Dataset entries
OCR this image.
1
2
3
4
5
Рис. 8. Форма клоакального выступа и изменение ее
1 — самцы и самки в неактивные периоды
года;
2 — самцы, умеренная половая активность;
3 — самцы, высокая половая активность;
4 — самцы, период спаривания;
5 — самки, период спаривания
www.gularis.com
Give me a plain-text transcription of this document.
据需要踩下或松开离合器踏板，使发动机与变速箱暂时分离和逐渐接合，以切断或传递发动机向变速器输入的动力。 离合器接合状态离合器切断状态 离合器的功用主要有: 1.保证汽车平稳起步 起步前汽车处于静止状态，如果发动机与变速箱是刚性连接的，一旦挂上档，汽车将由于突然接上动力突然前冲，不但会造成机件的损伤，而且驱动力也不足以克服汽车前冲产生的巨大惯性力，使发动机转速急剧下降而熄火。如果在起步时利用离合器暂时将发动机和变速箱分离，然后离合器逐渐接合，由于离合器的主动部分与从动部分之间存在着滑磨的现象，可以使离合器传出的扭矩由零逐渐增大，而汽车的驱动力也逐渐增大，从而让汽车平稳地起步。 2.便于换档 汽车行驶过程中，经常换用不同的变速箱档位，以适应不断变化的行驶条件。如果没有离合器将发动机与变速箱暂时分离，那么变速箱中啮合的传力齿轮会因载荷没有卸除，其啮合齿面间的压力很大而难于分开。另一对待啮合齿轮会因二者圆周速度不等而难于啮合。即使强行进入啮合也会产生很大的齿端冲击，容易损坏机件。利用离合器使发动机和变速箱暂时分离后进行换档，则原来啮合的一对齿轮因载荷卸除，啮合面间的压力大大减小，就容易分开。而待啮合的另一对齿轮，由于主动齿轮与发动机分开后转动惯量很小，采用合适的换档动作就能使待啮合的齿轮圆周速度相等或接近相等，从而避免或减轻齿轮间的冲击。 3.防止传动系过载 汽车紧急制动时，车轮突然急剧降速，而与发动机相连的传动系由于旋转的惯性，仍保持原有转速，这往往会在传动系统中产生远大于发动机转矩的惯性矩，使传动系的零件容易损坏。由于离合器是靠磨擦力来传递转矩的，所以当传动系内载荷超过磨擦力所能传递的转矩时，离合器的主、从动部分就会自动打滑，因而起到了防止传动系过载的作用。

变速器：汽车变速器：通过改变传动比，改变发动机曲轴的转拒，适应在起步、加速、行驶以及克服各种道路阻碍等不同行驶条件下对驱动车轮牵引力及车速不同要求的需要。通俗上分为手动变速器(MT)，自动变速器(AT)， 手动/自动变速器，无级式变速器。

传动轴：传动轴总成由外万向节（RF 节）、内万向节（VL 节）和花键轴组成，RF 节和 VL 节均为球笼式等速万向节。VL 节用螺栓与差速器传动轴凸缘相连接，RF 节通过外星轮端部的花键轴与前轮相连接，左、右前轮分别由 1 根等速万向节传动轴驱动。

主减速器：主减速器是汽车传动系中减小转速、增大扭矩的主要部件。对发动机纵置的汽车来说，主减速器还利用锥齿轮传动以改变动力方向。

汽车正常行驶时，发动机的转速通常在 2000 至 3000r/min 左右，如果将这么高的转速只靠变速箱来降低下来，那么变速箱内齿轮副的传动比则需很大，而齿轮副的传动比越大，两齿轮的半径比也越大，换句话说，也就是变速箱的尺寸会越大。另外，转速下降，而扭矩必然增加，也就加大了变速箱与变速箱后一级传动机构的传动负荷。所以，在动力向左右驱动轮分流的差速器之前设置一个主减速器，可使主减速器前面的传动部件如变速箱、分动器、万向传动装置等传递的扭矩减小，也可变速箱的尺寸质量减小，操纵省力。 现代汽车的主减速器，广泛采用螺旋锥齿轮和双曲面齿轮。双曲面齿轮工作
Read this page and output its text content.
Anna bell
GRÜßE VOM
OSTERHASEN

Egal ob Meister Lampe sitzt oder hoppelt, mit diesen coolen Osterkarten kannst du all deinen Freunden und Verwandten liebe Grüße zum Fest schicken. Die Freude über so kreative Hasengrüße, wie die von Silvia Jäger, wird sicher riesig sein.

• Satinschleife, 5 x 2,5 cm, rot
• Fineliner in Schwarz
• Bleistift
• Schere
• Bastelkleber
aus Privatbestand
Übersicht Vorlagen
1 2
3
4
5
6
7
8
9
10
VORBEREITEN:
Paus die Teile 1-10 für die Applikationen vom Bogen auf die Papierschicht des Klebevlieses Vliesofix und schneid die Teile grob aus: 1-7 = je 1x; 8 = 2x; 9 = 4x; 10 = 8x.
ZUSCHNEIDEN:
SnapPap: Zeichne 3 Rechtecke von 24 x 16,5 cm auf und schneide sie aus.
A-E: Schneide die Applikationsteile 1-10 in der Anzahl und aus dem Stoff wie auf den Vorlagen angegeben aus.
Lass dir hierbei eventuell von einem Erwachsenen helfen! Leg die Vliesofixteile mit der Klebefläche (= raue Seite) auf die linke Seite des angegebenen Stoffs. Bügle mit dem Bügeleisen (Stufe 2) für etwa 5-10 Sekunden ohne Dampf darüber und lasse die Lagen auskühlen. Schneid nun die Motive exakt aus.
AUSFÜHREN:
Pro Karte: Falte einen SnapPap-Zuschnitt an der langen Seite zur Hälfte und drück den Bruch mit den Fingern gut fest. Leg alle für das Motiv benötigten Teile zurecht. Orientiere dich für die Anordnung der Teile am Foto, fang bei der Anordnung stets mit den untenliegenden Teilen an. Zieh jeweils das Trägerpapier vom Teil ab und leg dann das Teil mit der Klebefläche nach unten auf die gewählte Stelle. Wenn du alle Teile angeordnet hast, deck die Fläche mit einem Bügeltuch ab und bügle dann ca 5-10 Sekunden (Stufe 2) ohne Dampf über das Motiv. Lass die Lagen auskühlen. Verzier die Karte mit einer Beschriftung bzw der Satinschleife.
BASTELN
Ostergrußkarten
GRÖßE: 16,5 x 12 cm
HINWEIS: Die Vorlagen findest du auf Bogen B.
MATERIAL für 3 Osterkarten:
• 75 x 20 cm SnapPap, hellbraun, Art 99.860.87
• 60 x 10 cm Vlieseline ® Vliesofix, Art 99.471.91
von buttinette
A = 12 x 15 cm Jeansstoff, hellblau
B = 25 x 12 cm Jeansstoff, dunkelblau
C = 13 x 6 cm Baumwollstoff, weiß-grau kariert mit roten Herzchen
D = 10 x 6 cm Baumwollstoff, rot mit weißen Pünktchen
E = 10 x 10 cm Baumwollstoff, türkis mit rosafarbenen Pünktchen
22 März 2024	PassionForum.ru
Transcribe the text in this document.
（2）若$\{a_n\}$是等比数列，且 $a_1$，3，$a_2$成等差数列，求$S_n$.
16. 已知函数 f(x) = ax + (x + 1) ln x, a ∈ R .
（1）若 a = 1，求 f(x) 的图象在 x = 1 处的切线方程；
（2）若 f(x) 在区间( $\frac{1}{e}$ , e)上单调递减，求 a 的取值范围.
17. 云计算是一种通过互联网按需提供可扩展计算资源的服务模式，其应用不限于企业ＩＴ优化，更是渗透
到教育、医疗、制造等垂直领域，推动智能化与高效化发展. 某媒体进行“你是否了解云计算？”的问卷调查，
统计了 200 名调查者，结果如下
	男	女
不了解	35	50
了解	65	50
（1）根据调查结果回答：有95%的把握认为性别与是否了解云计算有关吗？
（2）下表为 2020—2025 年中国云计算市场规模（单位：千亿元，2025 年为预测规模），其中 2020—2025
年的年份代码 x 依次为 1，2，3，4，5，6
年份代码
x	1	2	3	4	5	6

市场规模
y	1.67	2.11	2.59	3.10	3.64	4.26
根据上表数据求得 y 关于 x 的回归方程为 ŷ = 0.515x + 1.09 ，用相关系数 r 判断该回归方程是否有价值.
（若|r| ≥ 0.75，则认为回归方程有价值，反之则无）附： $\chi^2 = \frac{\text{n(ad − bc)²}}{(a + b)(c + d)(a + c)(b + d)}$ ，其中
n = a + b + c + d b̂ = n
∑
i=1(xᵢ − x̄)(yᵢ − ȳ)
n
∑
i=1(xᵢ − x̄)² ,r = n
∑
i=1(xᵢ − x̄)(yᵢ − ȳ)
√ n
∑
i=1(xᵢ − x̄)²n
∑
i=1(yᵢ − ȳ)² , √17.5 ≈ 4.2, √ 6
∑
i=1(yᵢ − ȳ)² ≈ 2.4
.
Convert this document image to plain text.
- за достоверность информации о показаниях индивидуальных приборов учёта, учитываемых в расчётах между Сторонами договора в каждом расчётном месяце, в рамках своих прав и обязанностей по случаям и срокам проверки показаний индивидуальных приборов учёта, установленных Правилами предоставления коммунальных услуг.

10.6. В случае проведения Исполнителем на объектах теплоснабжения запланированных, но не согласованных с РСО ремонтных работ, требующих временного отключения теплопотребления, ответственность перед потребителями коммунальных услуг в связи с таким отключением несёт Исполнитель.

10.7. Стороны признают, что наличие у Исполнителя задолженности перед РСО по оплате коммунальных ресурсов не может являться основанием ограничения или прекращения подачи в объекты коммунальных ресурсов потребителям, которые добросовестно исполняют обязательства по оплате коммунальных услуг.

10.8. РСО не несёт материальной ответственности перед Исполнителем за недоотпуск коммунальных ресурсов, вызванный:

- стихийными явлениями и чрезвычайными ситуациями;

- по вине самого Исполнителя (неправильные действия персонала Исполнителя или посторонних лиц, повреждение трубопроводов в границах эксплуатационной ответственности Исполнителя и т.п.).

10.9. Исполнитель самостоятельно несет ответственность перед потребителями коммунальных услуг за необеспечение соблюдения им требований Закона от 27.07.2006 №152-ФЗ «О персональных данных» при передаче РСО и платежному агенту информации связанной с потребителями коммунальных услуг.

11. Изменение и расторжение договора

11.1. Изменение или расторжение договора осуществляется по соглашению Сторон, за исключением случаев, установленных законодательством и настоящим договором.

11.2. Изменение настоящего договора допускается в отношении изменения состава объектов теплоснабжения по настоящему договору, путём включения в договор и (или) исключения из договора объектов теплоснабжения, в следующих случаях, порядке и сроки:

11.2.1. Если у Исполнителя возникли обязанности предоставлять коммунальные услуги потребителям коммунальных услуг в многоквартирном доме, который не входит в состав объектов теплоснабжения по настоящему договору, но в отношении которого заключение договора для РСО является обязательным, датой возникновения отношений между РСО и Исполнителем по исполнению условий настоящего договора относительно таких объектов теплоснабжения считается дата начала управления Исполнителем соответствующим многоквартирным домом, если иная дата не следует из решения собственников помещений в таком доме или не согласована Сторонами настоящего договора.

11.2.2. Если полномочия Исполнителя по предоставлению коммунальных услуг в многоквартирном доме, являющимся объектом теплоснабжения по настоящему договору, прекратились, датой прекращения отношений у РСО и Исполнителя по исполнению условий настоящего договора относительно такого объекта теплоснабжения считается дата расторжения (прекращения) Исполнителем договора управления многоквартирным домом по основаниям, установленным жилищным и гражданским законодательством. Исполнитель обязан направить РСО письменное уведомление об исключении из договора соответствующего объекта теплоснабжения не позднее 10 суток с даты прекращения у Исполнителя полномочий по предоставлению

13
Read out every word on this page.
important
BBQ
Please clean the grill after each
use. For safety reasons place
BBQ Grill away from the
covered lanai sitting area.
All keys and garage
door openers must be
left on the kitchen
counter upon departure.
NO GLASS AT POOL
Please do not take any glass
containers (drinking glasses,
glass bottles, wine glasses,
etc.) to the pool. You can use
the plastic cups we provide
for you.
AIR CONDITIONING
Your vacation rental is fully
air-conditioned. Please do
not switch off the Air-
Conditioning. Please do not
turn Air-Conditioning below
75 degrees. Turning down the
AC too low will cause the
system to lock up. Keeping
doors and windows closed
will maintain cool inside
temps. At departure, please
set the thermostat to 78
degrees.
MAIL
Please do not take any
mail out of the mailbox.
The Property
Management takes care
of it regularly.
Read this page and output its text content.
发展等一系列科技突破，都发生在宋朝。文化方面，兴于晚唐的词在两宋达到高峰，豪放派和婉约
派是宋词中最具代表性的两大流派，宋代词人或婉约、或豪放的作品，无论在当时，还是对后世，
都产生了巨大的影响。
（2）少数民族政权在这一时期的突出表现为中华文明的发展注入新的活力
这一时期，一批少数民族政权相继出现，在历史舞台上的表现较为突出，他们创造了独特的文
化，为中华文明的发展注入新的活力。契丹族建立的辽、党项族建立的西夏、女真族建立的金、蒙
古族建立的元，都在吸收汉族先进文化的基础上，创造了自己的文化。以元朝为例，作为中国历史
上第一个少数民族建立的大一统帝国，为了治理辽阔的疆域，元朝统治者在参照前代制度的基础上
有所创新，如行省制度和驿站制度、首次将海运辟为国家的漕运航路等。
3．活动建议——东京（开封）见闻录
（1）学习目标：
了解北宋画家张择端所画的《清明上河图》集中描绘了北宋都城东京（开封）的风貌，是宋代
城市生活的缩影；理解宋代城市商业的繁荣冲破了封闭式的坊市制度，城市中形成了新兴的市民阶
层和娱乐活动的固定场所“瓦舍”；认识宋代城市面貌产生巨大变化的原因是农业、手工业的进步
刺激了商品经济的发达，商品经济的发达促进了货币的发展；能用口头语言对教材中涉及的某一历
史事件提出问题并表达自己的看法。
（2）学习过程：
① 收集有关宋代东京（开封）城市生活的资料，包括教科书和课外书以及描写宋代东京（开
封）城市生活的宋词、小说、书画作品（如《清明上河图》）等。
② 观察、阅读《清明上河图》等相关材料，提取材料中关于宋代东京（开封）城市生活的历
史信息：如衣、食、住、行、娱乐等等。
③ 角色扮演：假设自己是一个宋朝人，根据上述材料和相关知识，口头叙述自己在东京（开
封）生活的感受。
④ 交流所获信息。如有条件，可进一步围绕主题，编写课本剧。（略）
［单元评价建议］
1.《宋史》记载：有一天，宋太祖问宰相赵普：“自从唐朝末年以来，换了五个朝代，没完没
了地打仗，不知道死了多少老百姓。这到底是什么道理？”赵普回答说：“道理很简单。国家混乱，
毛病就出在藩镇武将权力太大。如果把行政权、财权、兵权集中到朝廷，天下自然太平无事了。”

▶ **DO THIS**: Filter the listing for the word "самки" and copy every line that holds it.

▶ **EXERCISE RESPONSE**:
1 — самцы и самки в неактивные периоды
5 — самки, период спаривания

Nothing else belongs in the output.